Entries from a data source
· · · · ·
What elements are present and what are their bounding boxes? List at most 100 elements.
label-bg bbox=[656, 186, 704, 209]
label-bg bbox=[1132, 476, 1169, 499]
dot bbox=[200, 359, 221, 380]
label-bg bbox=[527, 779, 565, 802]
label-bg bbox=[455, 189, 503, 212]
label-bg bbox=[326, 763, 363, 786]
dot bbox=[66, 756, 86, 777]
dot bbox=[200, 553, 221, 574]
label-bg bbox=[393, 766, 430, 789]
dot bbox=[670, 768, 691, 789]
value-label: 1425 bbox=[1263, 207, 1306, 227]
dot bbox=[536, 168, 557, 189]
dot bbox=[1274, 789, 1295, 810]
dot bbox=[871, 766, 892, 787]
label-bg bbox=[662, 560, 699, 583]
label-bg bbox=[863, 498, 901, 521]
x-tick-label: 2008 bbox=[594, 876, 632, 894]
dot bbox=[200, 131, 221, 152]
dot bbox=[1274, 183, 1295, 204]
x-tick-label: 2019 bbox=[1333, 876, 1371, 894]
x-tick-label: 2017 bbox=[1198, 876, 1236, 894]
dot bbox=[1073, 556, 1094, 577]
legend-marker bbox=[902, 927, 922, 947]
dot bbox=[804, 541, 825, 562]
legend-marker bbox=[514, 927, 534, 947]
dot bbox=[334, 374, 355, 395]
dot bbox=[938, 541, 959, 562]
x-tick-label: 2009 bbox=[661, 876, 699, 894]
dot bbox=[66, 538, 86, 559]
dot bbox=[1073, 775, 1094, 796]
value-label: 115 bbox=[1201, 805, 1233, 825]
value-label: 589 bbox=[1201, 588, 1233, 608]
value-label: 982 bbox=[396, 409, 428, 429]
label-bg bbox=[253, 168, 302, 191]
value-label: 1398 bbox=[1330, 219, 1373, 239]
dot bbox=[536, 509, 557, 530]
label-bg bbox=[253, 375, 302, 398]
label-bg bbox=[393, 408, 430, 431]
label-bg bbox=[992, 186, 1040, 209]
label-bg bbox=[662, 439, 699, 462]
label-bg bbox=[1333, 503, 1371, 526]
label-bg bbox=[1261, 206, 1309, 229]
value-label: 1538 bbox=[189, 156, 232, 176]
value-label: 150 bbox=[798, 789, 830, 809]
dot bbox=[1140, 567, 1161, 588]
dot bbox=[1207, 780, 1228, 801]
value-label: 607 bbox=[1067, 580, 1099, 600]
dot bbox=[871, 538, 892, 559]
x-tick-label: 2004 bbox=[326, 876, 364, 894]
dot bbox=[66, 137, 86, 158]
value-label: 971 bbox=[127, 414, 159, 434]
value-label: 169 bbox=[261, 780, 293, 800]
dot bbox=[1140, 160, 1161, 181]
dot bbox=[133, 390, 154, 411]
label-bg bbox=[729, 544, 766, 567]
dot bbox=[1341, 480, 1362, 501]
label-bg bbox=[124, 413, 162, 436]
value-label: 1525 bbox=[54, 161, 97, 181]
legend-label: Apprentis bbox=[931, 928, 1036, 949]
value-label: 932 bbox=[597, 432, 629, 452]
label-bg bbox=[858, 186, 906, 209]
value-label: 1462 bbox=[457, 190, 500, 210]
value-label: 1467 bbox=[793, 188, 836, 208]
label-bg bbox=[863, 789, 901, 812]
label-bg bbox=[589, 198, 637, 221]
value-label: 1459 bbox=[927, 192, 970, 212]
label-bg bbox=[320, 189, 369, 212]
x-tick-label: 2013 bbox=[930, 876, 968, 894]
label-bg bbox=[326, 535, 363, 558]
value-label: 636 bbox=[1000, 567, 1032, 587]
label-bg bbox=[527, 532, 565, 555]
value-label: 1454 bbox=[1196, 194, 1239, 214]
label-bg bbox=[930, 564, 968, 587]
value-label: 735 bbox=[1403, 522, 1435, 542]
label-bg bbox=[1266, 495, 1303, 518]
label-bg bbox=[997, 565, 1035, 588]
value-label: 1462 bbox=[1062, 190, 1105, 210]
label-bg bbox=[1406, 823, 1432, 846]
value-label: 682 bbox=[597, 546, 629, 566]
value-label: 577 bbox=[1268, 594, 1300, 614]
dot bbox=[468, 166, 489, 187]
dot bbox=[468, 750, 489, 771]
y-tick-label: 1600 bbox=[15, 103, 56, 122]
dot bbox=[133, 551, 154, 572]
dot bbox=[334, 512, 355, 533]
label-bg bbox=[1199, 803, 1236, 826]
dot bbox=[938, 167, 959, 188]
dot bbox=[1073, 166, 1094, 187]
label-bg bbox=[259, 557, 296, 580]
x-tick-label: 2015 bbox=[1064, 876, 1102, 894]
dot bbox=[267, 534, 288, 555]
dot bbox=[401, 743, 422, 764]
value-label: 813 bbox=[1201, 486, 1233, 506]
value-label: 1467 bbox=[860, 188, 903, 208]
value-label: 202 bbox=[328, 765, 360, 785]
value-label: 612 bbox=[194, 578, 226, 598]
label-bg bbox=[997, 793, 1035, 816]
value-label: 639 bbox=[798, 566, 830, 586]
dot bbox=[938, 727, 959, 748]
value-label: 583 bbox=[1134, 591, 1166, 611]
· · · · ·
Exercise → Copy every line of the entries above without changing anything.

Correct result →
What elements are present and what are their bounding boxes? List at most 100 elements.
label-bg bbox=[656, 186, 704, 209]
label-bg bbox=[1132, 476, 1169, 499]
dot bbox=[200, 359, 221, 380]
label-bg bbox=[527, 779, 565, 802]
label-bg bbox=[455, 189, 503, 212]
label-bg bbox=[326, 763, 363, 786]
dot bbox=[66, 756, 86, 777]
dot bbox=[200, 553, 221, 574]
label-bg bbox=[393, 766, 430, 789]
dot bbox=[670, 768, 691, 789]
value-label: 1425 bbox=[1263, 207, 1306, 227]
dot bbox=[536, 168, 557, 189]
dot bbox=[1274, 789, 1295, 810]
dot bbox=[871, 766, 892, 787]
label-bg bbox=[662, 560, 699, 583]
label-bg bbox=[863, 498, 901, 521]
x-tick-label: 2008 bbox=[594, 876, 632, 894]
dot bbox=[200, 131, 221, 152]
dot bbox=[1274, 183, 1295, 204]
x-tick-label: 2019 bbox=[1333, 876, 1371, 894]
x-tick-label: 2017 bbox=[1198, 876, 1236, 894]
dot bbox=[1073, 556, 1094, 577]
legend-marker bbox=[902, 927, 922, 947]
dot bbox=[804, 541, 825, 562]
legend-marker bbox=[514, 927, 534, 947]
dot bbox=[334, 374, 355, 395]
dot bbox=[938, 541, 959, 562]
x-tick-label: 2009 bbox=[661, 876, 699, 894]
dot bbox=[66, 538, 86, 559]
dot bbox=[1073, 775, 1094, 796]
value-label: 115 bbox=[1201, 805, 1233, 825]
value-label: 589 bbox=[1201, 588, 1233, 608]
value-label: 982 bbox=[396, 409, 428, 429]
label-bg bbox=[253, 168, 302, 191]
value-label: 1398 bbox=[1330, 219, 1373, 239]
dot bbox=[536, 509, 557, 530]
label-bg bbox=[253, 375, 302, 398]
label-bg bbox=[393, 408, 430, 431]
label-bg bbox=[992, 186, 1040, 209]
label-bg bbox=[662, 439, 699, 462]
label-bg bbox=[1333, 503, 1371, 526]
label-bg bbox=[1261, 206, 1309, 229]
value-label: 1538 bbox=[189, 156, 232, 176]
value-label: 150 bbox=[798, 789, 830, 809]
dot bbox=[1140, 567, 1161, 588]
dot bbox=[1207, 780, 1228, 801]
value-label: 607 bbox=[1067, 580, 1099, 600]
dot bbox=[871, 538, 892, 559]
x-tick-label: 2004 bbox=[326, 876, 364, 894]
dot bbox=[66, 137, 86, 158]
value-label: 971 bbox=[127, 414, 159, 434]
value-label: 169 bbox=[261, 780, 293, 800]
dot bbox=[1140, 160, 1161, 181]
dot bbox=[133, 390, 154, 411]
label-bg bbox=[729, 544, 766, 567]
dot bbox=[1341, 480, 1362, 501]
label-bg bbox=[124, 413, 162, 436]
value-label: 1525 bbox=[54, 161, 97, 181]
legend-label: Apprentis bbox=[931, 928, 1036, 949]
value-label: 932 bbox=[597, 432, 629, 452]
label-bg bbox=[858, 186, 906, 209]
value-label: 1462 bbox=[457, 190, 500, 210]
value-label: 1467 bbox=[793, 188, 836, 208]
label-bg bbox=[863, 789, 901, 812]
label-bg bbox=[589, 198, 637, 221]
value-label: 1459 bbox=[927, 192, 970, 212]
label-bg bbox=[320, 189, 369, 212]
x-tick-label: 2013 bbox=[930, 876, 968, 894]
label-bg bbox=[326, 535, 363, 558]
value-label: 636 bbox=[1000, 567, 1032, 587]
label-bg bbox=[527, 532, 565, 555]
value-label: 1454 bbox=[1196, 194, 1239, 214]
label-bg bbox=[930, 564, 968, 587]
value-label: 735 bbox=[1403, 522, 1435, 542]
label-bg bbox=[1266, 495, 1303, 518]
label-bg bbox=[997, 565, 1035, 588]
value-label: 1462 bbox=[1062, 190, 1105, 210]
label-bg bbox=[1406, 823, 1432, 846]
value-label: 682 bbox=[597, 546, 629, 566]
value-label: 577 bbox=[1268, 594, 1300, 614]
dot bbox=[468, 166, 489, 187]
dot bbox=[468, 750, 489, 771]
y-tick-label: 1600 bbox=[15, 103, 56, 122]
dot bbox=[133, 551, 154, 572]
dot bbox=[334, 512, 355, 533]
label-bg bbox=[1199, 803, 1236, 826]
dot bbox=[938, 167, 959, 188]
dot bbox=[1073, 166, 1094, 187]
label-bg bbox=[259, 557, 296, 580]
x-tick-label: 2015 bbox=[1064, 876, 1102, 894]
dot bbox=[267, 534, 288, 555]
dot bbox=[401, 743, 422, 764]
value-label: 813 bbox=[1201, 486, 1233, 506]
value-label: 1467 bbox=[860, 188, 903, 208]
value-label: 202 bbox=[328, 765, 360, 785]
value-label: 612 bbox=[194, 578, 226, 598]
label-bg bbox=[997, 793, 1035, 816]
value-label: 639 bbox=[798, 566, 830, 586]
dot bbox=[938, 727, 959, 748]
value-label: 583 bbox=[1134, 591, 1166, 611]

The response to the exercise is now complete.